ITEMS =>
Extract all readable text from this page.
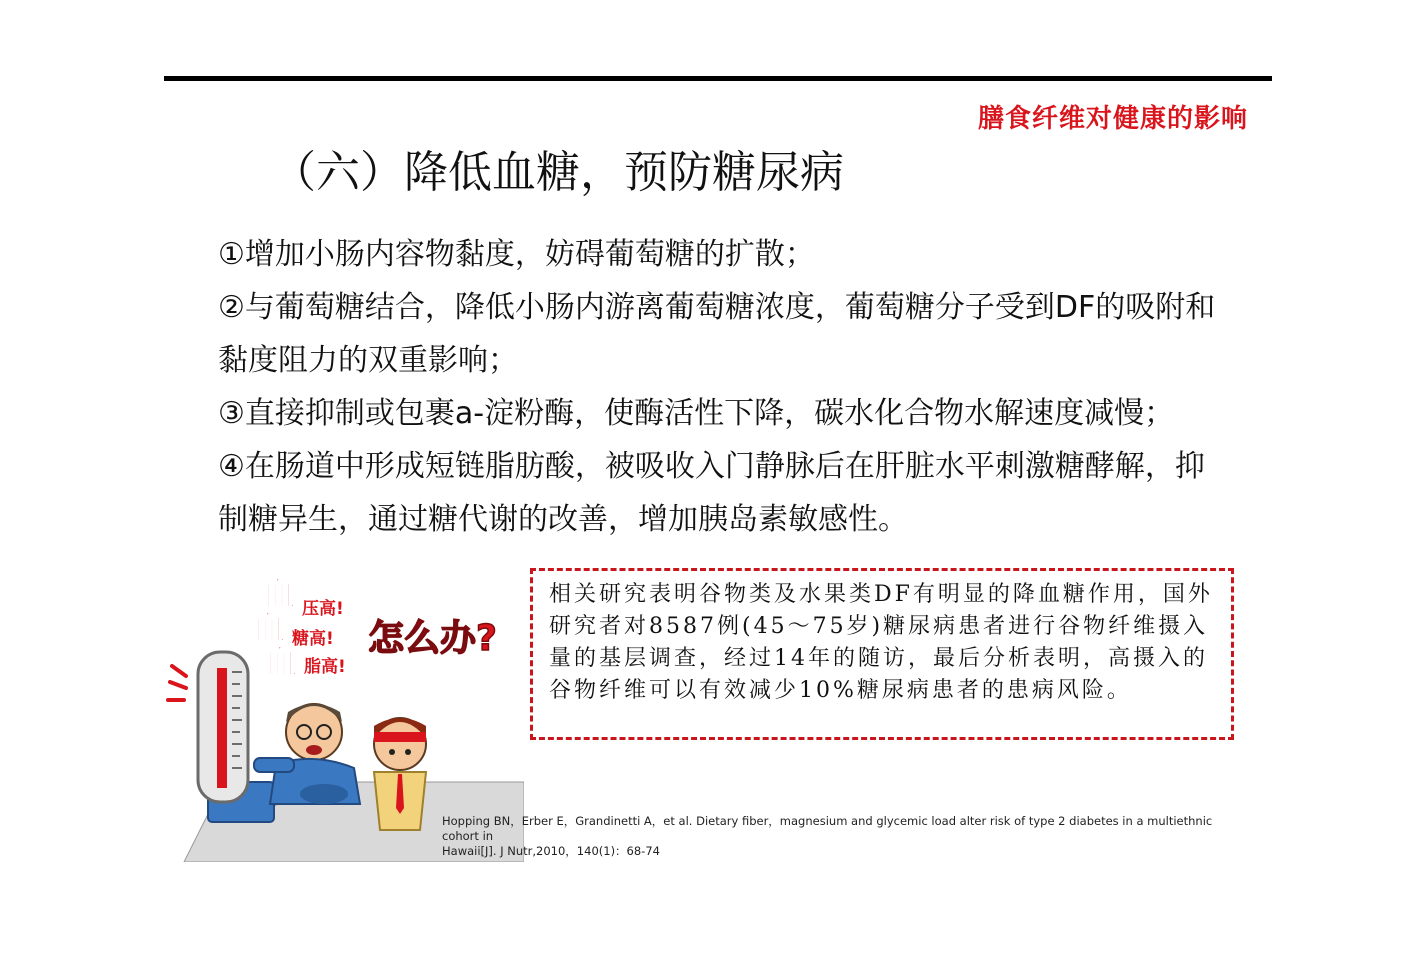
膳食纤维对健康的影响
（六）降低血糖，预防糖尿病

①增加小肠内容物黏度，妨碍葡萄糖的扩散；

②与葡萄糖结合，降低小肠内游离葡萄糖浓度，葡萄糖分子受到DF的吸附和黏度阻力的双重影响；

③直接抑制或包裹a-淀粉酶，使酶活性下降，碳水化合物水解速度减慢；

④在肠道中形成短链脂肪酸，被吸收入门静脉后在肝脏水平刺激糖酵解，抑制糖异生，通过糖代谢的改善，增加胰岛素敏感性。

血
血
血
压高!
糖高!
脂高!
怎么办?
相关研究表明谷物类及水果类DF有明显的降血糖作用，国外研究者对8587例(45～75岁)糖尿病患者进行谷物纤维摄入量的基层调查，经过14年的随访，最后分析表明，高摄入的谷物纤维可以有效减少10%糖尿病患者的患病风险。
Hopping BN，Erber E，Grandinetti A，et al. Dietary fiber，magnesium and glycemic load alter risk of type 2 diabetes in a multiethnic cohort in
Hawaii[J]. J Nutr,2010，140(1)：68-74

DIRECTIONS FOR THIS TASK => Repeat the full listing above exactly, with no pictures in the copy.

COMPLETED EXERCISE =>
Extract all readable text from this page.
膳食纤维对健康的影响
（六）降低血糖，预防糖尿病

①增加小肠内容物黏度，妨碍葡萄糖的扩散；

②与葡萄糖结合，降低小肠内游离葡萄糖浓度，葡萄糖分子受到DF的吸附和黏度阻力的双重影响；

③直接抑制或包裹a-淀粉酶，使酶活性下降，碳水化合物水解速度减慢；

④在肠道中形成短链脂肪酸，被吸收入门静脉后在肝脏水平刺激糖酵解，抑制糖异生，通过糖代谢的改善，增加胰岛素敏感性。

血
血
血
压高!
糖高!
脂高!
怎么办?
相关研究表明谷物类及水果类DF有明显的降血糖作用，国外研究者对8587例(45～75岁)糖尿病患者进行谷物纤维摄入量的基层调查，经过14年的随访，最后分析表明，高摄入的谷物纤维可以有效减少10%糖尿病患者的患病风险。
Hopping BN，Erber E，Grandinetti A，et al. Dietary fiber，magnesium and glycemic load alter risk of type 2 diabetes in a multiethnic cohort in
Hawaii[J]. J Nutr,2010，140(1)：68-74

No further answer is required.